> _Given task_
Look for the string "联系电话" in the lines and copy each line that has it.
— START Material provided —
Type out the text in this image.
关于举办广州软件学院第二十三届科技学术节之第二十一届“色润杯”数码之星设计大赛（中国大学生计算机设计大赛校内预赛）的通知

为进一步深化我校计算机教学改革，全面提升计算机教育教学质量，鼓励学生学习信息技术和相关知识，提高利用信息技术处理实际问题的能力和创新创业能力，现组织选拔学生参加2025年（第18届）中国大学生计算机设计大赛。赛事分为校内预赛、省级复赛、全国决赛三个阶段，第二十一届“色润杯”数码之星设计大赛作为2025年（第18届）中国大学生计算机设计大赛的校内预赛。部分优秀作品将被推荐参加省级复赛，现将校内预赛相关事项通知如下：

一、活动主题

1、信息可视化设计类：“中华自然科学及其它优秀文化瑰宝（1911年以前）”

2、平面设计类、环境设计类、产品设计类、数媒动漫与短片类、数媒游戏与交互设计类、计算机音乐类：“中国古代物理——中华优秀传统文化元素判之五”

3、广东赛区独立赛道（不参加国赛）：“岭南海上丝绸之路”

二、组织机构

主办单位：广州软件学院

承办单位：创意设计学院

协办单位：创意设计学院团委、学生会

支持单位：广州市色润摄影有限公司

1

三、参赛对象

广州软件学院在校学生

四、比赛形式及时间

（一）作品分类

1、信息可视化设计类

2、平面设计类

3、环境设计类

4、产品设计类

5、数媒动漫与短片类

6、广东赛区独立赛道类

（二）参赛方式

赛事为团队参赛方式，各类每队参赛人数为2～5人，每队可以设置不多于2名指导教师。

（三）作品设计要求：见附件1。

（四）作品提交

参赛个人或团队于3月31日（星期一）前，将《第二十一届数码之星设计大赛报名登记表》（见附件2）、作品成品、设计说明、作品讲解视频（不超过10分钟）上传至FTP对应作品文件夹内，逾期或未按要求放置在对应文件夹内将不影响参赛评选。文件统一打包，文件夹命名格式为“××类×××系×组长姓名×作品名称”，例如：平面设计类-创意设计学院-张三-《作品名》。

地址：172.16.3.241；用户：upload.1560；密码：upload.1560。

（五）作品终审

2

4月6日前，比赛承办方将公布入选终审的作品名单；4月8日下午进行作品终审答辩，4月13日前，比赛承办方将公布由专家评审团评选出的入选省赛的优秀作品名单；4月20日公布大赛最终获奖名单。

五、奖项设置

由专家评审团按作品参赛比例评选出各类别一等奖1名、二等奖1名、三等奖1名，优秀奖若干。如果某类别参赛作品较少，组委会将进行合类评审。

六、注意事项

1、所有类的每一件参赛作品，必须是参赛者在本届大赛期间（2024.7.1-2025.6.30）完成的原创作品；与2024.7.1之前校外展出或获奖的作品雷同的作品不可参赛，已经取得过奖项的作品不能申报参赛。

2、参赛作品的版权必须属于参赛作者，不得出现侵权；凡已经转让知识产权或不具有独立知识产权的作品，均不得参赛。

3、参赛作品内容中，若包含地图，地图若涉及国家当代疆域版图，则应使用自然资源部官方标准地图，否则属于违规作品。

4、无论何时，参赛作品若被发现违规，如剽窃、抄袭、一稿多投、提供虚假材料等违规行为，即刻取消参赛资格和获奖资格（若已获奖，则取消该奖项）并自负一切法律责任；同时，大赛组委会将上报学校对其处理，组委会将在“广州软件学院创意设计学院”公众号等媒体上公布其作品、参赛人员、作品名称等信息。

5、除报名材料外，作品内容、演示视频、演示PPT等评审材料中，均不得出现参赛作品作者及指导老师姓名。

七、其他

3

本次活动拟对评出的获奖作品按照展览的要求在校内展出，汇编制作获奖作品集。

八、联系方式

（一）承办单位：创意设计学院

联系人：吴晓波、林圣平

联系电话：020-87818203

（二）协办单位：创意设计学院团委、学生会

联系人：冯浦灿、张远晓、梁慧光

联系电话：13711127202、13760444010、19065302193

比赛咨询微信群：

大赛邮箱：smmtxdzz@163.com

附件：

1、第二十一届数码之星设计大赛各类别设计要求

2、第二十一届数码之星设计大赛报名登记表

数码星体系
— END Material provided —
> _Correct result_
联系电话：020-87818203
联系电话：13711127202、13760444010、19065302193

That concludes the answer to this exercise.